» GIVEN REQUEST
Pick out the lines below with "JSON" and list them.

==========

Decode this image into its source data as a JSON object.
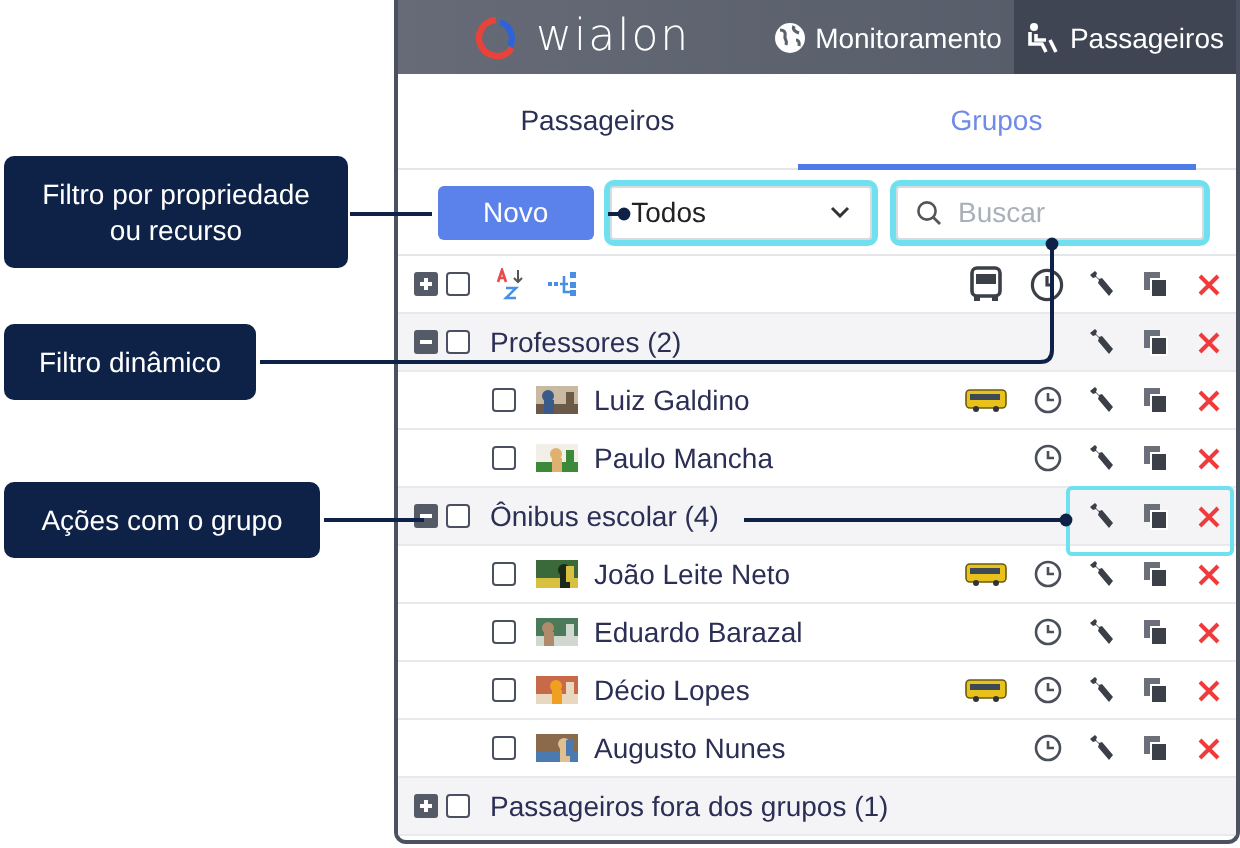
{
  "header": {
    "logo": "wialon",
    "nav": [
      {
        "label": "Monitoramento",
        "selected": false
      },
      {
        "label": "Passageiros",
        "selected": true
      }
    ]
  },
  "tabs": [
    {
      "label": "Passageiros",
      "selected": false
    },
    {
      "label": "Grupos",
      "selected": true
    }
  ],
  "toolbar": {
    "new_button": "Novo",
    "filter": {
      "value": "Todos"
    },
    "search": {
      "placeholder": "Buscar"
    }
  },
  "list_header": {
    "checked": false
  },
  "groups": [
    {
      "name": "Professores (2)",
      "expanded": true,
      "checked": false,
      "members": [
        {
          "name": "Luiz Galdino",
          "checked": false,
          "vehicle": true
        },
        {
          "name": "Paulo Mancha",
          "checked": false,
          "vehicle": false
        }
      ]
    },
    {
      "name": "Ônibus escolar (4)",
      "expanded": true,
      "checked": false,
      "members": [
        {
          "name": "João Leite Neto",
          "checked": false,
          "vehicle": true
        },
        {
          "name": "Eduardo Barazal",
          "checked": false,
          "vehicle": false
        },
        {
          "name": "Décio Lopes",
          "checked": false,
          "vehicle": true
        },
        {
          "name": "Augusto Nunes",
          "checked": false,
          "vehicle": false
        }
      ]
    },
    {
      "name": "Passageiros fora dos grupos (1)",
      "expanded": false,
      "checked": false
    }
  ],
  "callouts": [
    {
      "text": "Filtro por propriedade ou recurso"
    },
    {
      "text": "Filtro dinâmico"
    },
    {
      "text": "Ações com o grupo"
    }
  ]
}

==========

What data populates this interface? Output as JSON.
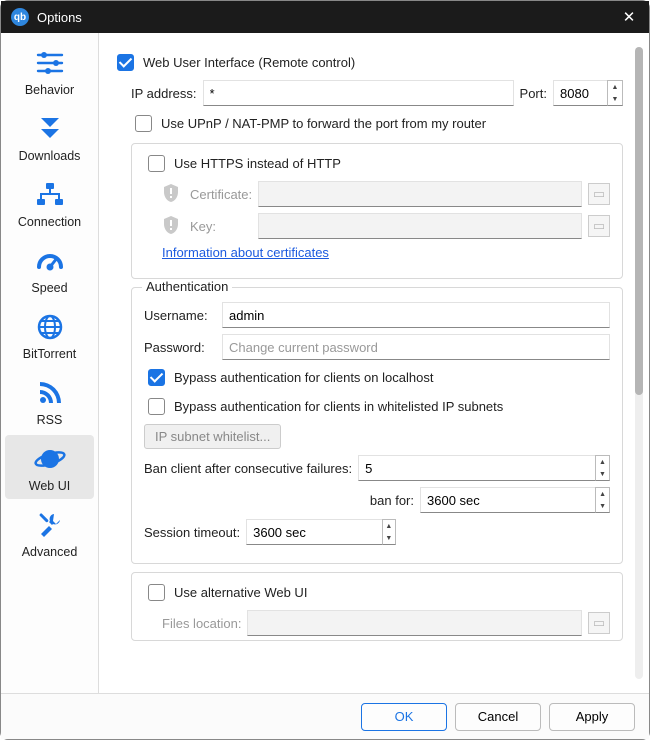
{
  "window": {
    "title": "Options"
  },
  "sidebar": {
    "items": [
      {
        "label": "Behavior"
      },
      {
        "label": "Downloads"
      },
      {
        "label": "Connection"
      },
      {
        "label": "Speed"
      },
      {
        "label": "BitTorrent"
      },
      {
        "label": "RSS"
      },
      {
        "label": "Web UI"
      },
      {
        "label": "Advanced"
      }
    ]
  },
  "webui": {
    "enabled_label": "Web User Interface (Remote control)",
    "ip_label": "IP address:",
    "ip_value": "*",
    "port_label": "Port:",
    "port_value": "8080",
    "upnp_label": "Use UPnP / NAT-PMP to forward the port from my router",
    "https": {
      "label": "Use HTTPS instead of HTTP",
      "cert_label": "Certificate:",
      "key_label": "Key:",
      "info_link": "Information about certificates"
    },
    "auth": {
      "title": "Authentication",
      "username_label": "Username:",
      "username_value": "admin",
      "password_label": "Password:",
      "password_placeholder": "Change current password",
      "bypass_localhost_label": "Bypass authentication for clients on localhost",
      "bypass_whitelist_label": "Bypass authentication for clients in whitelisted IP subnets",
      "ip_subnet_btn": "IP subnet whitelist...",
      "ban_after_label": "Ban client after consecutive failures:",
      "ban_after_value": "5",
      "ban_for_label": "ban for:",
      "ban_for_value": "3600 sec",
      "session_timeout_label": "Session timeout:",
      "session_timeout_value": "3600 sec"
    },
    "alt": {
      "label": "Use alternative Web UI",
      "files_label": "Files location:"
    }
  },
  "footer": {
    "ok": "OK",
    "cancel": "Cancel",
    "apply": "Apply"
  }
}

==========

» TASK RESPONSE
Decode this image into its source data as a JSON object.
What data populates this interface? Output as JSON.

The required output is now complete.